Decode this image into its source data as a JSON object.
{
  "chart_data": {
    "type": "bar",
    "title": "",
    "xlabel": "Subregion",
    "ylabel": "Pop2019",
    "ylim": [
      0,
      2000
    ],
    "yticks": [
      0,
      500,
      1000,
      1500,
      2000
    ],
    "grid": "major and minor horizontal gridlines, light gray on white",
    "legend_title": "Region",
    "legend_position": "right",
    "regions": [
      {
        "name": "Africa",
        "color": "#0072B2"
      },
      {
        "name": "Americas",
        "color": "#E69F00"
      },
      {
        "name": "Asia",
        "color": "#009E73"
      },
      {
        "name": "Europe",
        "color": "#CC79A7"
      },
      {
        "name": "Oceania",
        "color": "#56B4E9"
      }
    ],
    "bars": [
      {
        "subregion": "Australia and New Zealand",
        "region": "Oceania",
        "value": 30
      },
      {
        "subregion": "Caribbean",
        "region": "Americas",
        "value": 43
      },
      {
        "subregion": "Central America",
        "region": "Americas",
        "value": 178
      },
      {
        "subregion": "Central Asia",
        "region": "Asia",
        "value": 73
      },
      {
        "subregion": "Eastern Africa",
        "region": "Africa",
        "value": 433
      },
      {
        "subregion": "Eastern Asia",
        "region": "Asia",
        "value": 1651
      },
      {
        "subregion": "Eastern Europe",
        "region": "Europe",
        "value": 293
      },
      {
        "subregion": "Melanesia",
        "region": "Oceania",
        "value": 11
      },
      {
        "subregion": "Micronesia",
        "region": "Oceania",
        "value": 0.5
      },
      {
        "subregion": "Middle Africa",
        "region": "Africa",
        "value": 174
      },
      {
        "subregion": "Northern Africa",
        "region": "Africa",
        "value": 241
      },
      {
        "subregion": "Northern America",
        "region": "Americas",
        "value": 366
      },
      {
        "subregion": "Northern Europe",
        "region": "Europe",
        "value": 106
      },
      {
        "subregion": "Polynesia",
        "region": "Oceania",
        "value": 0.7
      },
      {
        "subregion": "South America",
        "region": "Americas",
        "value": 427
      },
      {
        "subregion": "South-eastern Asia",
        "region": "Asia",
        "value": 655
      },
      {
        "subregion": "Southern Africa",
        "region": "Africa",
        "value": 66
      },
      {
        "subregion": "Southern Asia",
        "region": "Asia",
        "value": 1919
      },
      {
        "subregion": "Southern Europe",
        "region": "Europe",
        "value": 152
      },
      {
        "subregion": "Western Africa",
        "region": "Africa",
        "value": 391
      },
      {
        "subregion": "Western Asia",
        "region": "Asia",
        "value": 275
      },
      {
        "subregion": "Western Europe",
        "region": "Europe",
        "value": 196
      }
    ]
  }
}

» **THE PROBLEM**: Each line holding "Northern" must be found and copied.

» **TASK RESPONSE**:
        "subregion": "Northern Africa",
        "subregion": "Northern America",
        "subregion": "Northern Europe",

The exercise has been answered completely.